[Input for this task]
## start
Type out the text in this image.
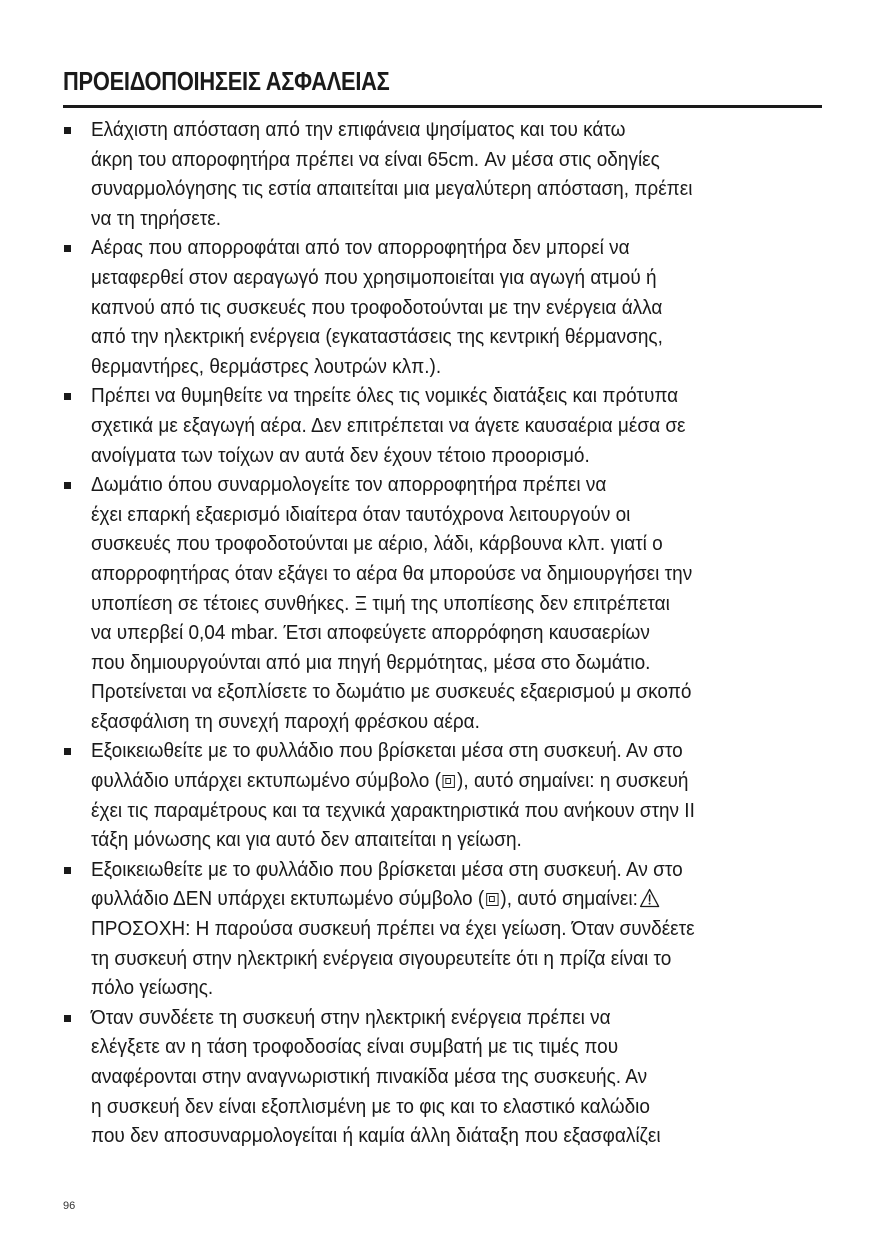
ΠΡΟΕΙΔΟΠΟΙΗΣΕΙΣ ΑΣΦΑΛΕΙΑΣ
Ελάχιστη απόσταση από την επιφάνεια ψησίματος και του κάτω
άκρη του αποροφητήρα πρέπει να είναι 65cm. Αν μέσα στις οδηγίες
συναρμολόγησης τις εστία απαιτείται μια μεγαλύτερη απόσταση, πρέπει
να τη τηρήσετε.
Αέρας που απορροφάται από τον απορροφητήρα δεν μπορεί να
μεταφερθεί στον αεραγωγό που χρησιμοποιείται για αγωγή ατμού ή
καπνού από τις συσκευές που τροφοδοτούνται με την ενέργεια άλλα
από την ηλεκτρική ενέργεια (εγκαταστάσεις της κεντρική θέρμανσης,
θερμαντήρες, θερμάστρες λουτρών κλπ.).
Πρέπει να θυμηθείτε να τηρείτε όλες τις νομικές διατάξεις και πρότυπα
σχετικά με εξαγωγή αέρα. Δεν επιτρέπεται να άγετε καυσαέρια μέσα σε
ανοίγματα των τοίχων αν αυτά δεν έχουν τέτοιο προορισμό.
Δωμάτιο όπου συναρμολογείτε τον απορροφητήρα πρέπει να
έχει επαρκή εξαερισμό ιδιαίτερα όταν ταυτόχρονα λειτουργούν οι
συσκευές που τροφοδοτούνται με αέριο, λάδι, κάρβουνα κλπ. γιατί ο
απορροφητήρας όταν εξάγει το αέρα θα μπορούσε να δημιουργήσει την
υποπίεση σε τέτοιες συνθήκες. Ξ τιμή της υποπίεσης δεν επιτρέπεται
να υπερβεί 0,04 mbar. Έτσι αποφεύγετε απορρόφηση καυσαερίων
που δημιουργούνται από μια πηγή θερμότητας, μέσα στο δωμάτιο.
Προτείνεται να εξοπλίσετε το δωμάτιο με συσκευές εξαερισμού μ σκοπό
εξασφάλιση τη συνεχή παροχή φρέσκου αέρα.
Εξοικειωθείτε με το φυλλάδιο που βρίσκεται μέσα στη συσκευή. Αν στο
φυλλάδιο υπάρχει εκτυπωμένο σύμβολο ( ), αυτό σημαίνει: η συσκευή
έχει τις παραμέτρους και τα τεχνικά χαρακτηριστικά που ανήκουν στην II
τάξη μόνωσης και για αυτό δεν απαιτείται η γείωση.
Εξοικειωθείτε με το φυλλάδιο που βρίσκεται μέσα στη συσκευή. Αν στο
φυλλάδιο ΔΕΝ υπάρχει εκτυπωμένο σύμβολο ( ), αυτό σημαίνει:
ΠΡΟΣΟΧΗ: Η παρούσα συσκευή πρέπει να έχει γείωση. Όταν συνδέετε
τη συσκευή στην ηλεκτρική ενέργεια σιγουρευτείτε ότι η πρίζα είναι το
πόλο γείωσης.
Όταν συνδέετε τη συσκευή στην ηλεκτρική ενέργεια πρέπει να
ελέγξετε αν η τάση τροφοδοσίας είναι συμβατή με τις τιμές που
αναφέρονται στην αναγνωριστική πινακίδα μέσα της συσκευής. Αν
η συσκευή δεν είναι εξοπλισμένη με το φις και το ελαστικό καλώδιο
που δεν αποσυναρμολογείται ή καμία άλλη διάταξη που εξασφαλίζει
96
## end
[What you will do]
What is the number of lines in this material that hold the string "απαιτείται"? Answer with that number only.

[Task output]
2